* **Objective**
From the listing that follows, extract every line and set it down unaltered.

* **Information supplied**
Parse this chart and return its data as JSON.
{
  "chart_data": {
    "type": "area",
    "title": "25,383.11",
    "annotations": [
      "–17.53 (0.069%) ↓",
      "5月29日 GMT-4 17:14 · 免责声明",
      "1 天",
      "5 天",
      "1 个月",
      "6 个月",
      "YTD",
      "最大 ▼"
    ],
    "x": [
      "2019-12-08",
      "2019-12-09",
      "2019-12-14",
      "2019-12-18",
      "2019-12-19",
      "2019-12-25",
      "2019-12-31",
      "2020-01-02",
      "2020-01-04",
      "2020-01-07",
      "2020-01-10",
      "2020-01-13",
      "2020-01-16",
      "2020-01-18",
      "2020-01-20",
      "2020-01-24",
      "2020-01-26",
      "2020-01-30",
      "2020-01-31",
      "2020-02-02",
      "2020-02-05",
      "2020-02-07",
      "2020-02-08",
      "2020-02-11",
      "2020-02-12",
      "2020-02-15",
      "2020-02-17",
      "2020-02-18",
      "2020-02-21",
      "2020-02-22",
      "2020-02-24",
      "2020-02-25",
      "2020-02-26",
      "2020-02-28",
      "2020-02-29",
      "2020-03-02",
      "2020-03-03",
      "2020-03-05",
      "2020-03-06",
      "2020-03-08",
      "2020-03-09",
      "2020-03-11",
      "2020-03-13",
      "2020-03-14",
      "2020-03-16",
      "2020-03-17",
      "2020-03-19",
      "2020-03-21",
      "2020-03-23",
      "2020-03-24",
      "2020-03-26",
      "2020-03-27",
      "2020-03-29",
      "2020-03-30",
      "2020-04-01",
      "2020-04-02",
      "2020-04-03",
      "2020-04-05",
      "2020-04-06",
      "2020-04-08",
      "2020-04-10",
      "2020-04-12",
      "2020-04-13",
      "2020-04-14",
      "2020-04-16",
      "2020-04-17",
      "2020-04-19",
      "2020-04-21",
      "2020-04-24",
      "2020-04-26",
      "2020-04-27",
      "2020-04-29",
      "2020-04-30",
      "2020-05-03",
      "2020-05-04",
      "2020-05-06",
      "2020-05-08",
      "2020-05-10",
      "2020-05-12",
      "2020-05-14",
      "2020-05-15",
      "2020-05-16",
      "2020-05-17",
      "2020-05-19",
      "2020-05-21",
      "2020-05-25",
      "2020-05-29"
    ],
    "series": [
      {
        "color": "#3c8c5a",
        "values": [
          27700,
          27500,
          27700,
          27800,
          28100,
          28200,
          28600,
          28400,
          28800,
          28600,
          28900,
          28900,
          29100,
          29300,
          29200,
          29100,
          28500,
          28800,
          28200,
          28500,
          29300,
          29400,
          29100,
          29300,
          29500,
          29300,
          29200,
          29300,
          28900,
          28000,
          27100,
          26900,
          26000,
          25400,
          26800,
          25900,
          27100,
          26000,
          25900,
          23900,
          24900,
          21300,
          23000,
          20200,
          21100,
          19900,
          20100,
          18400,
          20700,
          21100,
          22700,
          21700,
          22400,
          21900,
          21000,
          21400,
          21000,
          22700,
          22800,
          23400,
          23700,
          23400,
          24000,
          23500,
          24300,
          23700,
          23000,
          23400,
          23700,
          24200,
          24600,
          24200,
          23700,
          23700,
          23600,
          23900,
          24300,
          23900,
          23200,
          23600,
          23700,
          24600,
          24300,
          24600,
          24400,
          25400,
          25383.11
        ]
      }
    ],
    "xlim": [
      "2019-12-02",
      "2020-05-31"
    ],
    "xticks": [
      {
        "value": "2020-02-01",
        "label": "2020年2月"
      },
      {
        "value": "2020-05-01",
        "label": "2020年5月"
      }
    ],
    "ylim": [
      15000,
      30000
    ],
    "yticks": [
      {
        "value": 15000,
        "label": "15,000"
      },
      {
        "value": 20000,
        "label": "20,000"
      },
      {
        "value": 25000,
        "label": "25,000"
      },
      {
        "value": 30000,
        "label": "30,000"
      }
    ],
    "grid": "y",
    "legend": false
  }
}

* **Task solution**
Parse this chart and return its data as JSON.
{
  "chart_data": {
    "type": "area",
    "title": "25,383.11",
    "annotations": [
      "–17.53 (0.069%) ↓",
      "5月29日 GMT-4 17:14 · 免责声明",
      "1 天",
      "5 天",
      "1 个月",
      "6 个月",
      "YTD",
      "最大 ▼"
    ],
    "x": [
      "2019-12-08",
      "2019-12-09",
      "2019-12-14",
      "2019-12-18",
      "2019-12-19",
      "2019-12-25",
      "2019-12-31",
      "2020-01-02",
      "2020-01-04",
      "2020-01-07",
      "2020-01-10",
      "2020-01-13",
      "2020-01-16",
      "2020-01-18",
      "2020-01-20",
      "2020-01-24",
      "2020-01-26",
      "2020-01-30",
      "2020-01-31",
      "2020-02-02",
      "2020-02-05",
      "2020-02-07",
      "2020-02-08",
      "2020-02-11",
      "2020-02-12",
      "2020-02-15",
      "2020-02-17",
      "2020-02-18",
      "2020-02-21",
      "2020-02-22",
      "2020-02-24",
      "2020-02-25",
      "2020-02-26",
      "2020-02-28",
      "2020-02-29",
      "2020-03-02",
      "2020-03-03",
      "2020-03-05",
      "2020-03-06",
      "2020-03-08",
      "2020-03-09",
      "2020-03-11",
      "2020-03-13",
      "2020-03-14",
      "2020-03-16",
      "2020-03-17",
      "2020-03-19",
      "2020-03-21",
      "2020-03-23",
      "2020-03-24",
      "2020-03-26",
      "2020-03-27",
      "2020-03-29",
      "2020-03-30",
      "2020-04-01",
      "2020-04-02",
      "2020-04-03",
      "2020-04-05",
      "2020-04-06",
      "2020-04-08",
      "2020-04-10",
      "2020-04-12",
      "2020-04-13",
      "2020-04-14",
      "2020-04-16",
      "2020-04-17",
      "2020-04-19",
      "2020-04-21",
      "2020-04-24",
      "2020-04-26",
      "2020-04-27",
      "2020-04-29",
      "2020-04-30",
      "2020-05-03",
      "2020-05-04",
      "2020-05-06",
      "2020-05-08",
      "2020-05-10",
      "2020-05-12",
      "2020-05-14",
      "2020-05-15",
      "2020-05-16",
      "2020-05-17",
      "2020-05-19",
      "2020-05-21",
      "2020-05-25",
      "2020-05-29"
    ],
    "series": [
      {
        "color": "#3c8c5a",
        "values": [
          27700,
          27500,
          27700,
          27800,
          28100,
          28200,
          28600,
          28400,
          28800,
          28600,
          28900,
          28900,
          29100,
          29300,
          29200,
          29100,
          28500,
          28800,
          28200,
          28500,
          29300,
          29400,
          29100,
          29300,
          29500,
          29300,
          29200,
          29300,
          28900,
          28000,
          27100,
          26900,
          26000,
          25400,
          26800,
          25900,
          27100,
          26000,
          25900,
          23900,
          24900,
          21300,
          23000,
          20200,
          21100,
          19900,
          20100,
          18400,
          20700,
          21100,
          22700,
          21700,
          22400,
          21900,
          21000,
          21400,
          21000,
          22700,
          22800,
          23400,
          23700,
          23400,
          24000,
          23500,
          24300,
          23700,
          23000,
          23400,
          23700,
          24200,
          24600,
          24200,
          23700,
          23700,
          23600,
          23900,
          24300,
          23900,
          23200,
          23600,
          23700,
          24600,
          24300,
          24600,
          24400,
          25400,
          25383.11
        ]
      }
    ],
    "xlim": [
      "2019-12-02",
      "2020-05-31"
    ],
    "xticks": [
      {
        "value": "2020-02-01",
        "label": "2020年2月"
      },
      {
        "value": "2020-05-01",
        "label": "2020年5月"
      }
    ],
    "ylim": [
      15000,
      30000
    ],
    "yticks": [
      {
        "value": 15000,
        "label": "15,000"
      },
      {
        "value": 20000,
        "label": "20,000"
      },
      {
        "value": 25000,
        "label": "25,000"
      },
      {
        "value": 30000,
        "label": "30,000"
      }
    ],
    "grid": "y",
    "legend": false
  }
}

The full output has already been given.